▶ [Set task]:
Output every line below exactly.

** Start of Material supplied **

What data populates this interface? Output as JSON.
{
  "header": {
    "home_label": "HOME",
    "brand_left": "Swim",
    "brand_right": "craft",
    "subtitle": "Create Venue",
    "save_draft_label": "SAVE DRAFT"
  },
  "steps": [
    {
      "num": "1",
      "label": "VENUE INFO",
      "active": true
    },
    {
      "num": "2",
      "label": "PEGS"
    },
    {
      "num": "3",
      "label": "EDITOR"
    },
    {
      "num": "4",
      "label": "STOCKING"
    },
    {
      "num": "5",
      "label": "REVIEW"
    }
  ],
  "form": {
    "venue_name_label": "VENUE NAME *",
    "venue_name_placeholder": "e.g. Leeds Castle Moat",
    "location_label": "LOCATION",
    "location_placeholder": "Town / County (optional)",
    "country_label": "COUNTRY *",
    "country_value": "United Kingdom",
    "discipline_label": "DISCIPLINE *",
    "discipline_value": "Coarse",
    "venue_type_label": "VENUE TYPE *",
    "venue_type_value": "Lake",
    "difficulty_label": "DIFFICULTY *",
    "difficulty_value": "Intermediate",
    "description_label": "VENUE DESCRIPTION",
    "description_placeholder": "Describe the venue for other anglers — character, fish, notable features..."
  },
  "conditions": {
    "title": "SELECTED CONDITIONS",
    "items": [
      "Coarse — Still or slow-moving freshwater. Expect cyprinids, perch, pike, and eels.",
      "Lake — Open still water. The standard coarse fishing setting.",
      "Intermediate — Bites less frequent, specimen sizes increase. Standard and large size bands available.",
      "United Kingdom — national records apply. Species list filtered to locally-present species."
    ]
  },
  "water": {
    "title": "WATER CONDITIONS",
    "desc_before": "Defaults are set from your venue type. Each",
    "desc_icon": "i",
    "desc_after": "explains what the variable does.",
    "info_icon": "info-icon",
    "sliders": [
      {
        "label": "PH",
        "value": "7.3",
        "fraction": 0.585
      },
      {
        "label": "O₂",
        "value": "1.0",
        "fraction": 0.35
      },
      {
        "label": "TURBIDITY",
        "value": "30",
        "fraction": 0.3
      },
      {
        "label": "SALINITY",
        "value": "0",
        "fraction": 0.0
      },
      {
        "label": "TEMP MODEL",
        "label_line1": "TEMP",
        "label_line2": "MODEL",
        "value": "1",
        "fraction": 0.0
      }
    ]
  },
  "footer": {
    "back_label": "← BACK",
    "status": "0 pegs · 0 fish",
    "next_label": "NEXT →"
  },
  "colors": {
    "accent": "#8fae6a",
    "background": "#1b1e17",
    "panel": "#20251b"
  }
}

** End of Material supplied **

▶ [Answer to this problem]:
What data populates this interface? Output as JSON.
{
  "header": {
    "home_label": "HOME",
    "brand_left": "Swim",
    "brand_right": "craft",
    "subtitle": "Create Venue",
    "save_draft_label": "SAVE DRAFT"
  },
  "steps": [
    {
      "num": "1",
      "label": "VENUE INFO",
      "active": true
    },
    {
      "num": "2",
      "label": "PEGS"
    },
    {
      "num": "3",
      "label": "EDITOR"
    },
    {
      "num": "4",
      "label": "STOCKING"
    },
    {
      "num": "5",
      "label": "REVIEW"
    }
  ],
  "form": {
    "venue_name_label": "VENUE NAME *",
    "venue_name_placeholder": "e.g. Leeds Castle Moat",
    "location_label": "LOCATION",
    "location_placeholder": "Town / County (optional)",
    "country_label": "COUNTRY *",
    "country_value": "United Kingdom",
    "discipline_label": "DISCIPLINE *",
    "discipline_value": "Coarse",
    "venue_type_label": "VENUE TYPE *",
    "venue_type_value": "Lake",
    "difficulty_label": "DIFFICULTY *",
    "difficulty_value": "Intermediate",
    "description_label": "VENUE DESCRIPTION",
    "description_placeholder": "Describe the venue for other anglers — character, fish, notable features..."
  },
  "conditions": {
    "title": "SELECTED CONDITIONS",
    "items": [
      "Coarse — Still or slow-moving freshwater. Expect cyprinids, perch, pike, and eels.",
      "Lake — Open still water. The standard coarse fishing setting.",
      "Intermediate — Bites less frequent, specimen sizes increase. Standard and large size bands available.",
      "United Kingdom — national records apply. Species list filtered to locally-present species."
    ]
  },
  "water": {
    "title": "WATER CONDITIONS",
    "desc_before": "Defaults are set from your venue type. Each",
    "desc_icon": "i",
    "desc_after": "explains what the variable does.",
    "info_icon": "info-icon",
    "sliders": [
      {
        "label": "PH",
        "value": "7.3",
        "fraction": 0.585
      },
      {
        "label": "O₂",
        "value": "1.0",
        "fraction": 0.35
      },
      {
        "label": "TURBIDITY",
        "value": "30",
        "fraction": 0.3
      },
      {
        "label": "SALINITY",
        "value": "0",
        "fraction": 0.0
      },
      {
        "label": "TEMP MODEL",
        "label_line1": "TEMP",
        "label_line2": "MODEL",
        "value": "1",
        "fraction": 0.0
      }
    ]
  },
  "footer": {
    "back_label": "← BACK",
    "status": "0 pegs · 0 fish",
    "next_label": "NEXT →"
  },
  "colors": {
    "accent": "#8fae6a",
    "background": "#1b1e17",
    "panel": "#20251b"
  }
}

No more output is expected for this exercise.